**Problem details**.
Reproduce all lines of the listing below in which the word "Bond" occurs.

**Working data**.
____________________

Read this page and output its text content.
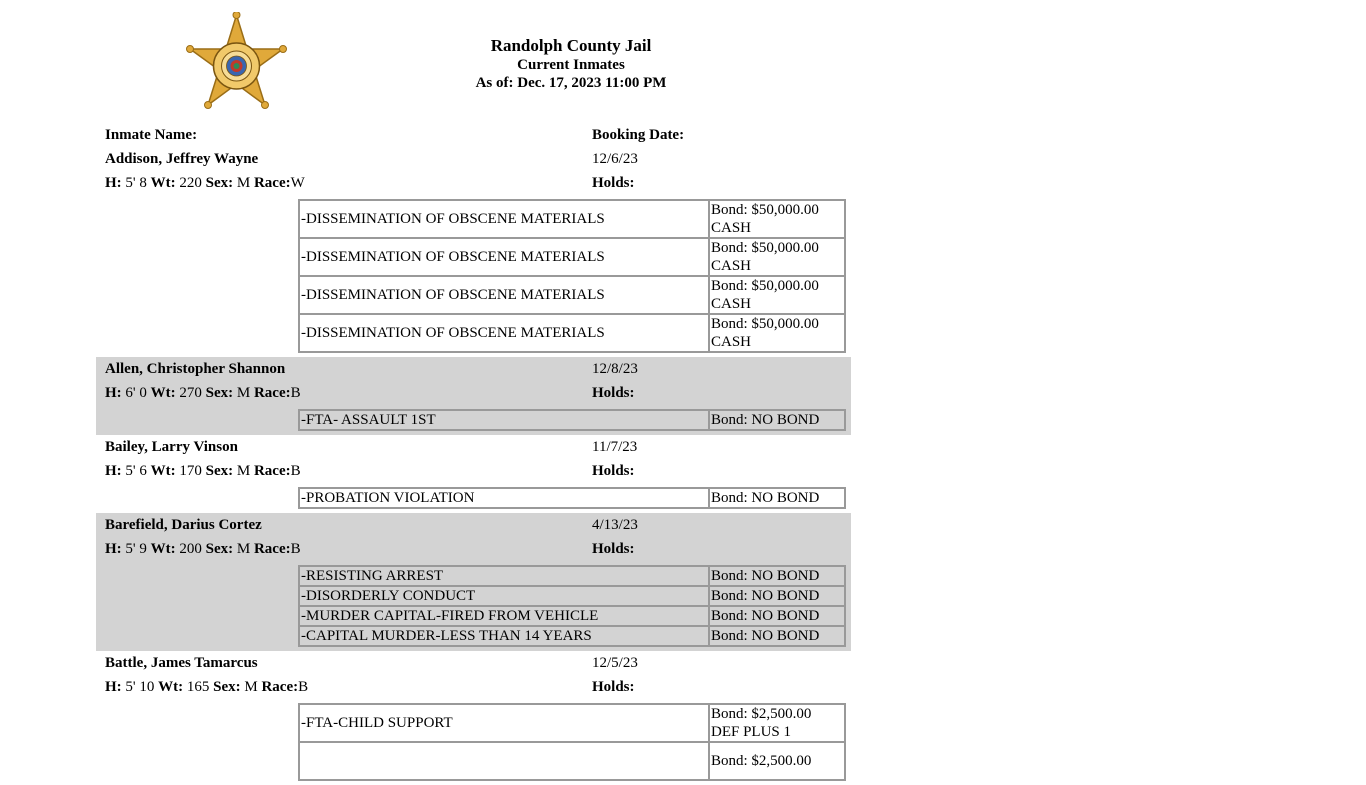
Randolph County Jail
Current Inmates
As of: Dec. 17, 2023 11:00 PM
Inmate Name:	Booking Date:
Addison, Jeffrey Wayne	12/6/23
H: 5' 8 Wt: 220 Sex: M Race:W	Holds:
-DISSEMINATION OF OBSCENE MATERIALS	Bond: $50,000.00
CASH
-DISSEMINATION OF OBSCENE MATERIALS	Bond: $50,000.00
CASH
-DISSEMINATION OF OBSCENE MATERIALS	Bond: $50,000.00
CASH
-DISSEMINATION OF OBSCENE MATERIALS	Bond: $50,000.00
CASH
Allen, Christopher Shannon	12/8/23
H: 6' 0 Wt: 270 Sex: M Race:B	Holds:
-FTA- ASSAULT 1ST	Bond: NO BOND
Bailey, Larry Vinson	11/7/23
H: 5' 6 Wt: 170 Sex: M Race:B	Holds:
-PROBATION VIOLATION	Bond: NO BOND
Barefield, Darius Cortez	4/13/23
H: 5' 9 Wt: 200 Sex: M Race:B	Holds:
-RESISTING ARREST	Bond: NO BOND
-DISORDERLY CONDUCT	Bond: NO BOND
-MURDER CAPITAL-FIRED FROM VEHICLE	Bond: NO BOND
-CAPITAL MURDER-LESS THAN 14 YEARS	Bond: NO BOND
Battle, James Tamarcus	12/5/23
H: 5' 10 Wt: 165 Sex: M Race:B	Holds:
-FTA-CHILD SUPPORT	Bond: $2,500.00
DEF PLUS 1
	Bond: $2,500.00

____________________

**Result**.
-DISSEMINATION OF OBSCENE MATERIALS	Bond: $50,000.00
-DISSEMINATION OF OBSCENE MATERIALS	Bond: $50,000.00
-DISSEMINATION OF OBSCENE MATERIALS	Bond: $50,000.00
-DISSEMINATION OF OBSCENE MATERIALS	Bond: $50,000.00
-FTA- ASSAULT 1ST	Bond: NO BOND
-PROBATION VIOLATION	Bond: NO BOND
-RESISTING ARREST	Bond: NO BOND
-DISORDERLY CONDUCT	Bond: NO BOND
-MURDER CAPITAL-FIRED FROM VEHICLE	Bond: NO BOND
-CAPITAL MURDER-LESS THAN 14 YEARS	Bond: NO BOND
-FTA-CHILD SUPPORT	Bond: $2,500.00
	Bond: $2,500.00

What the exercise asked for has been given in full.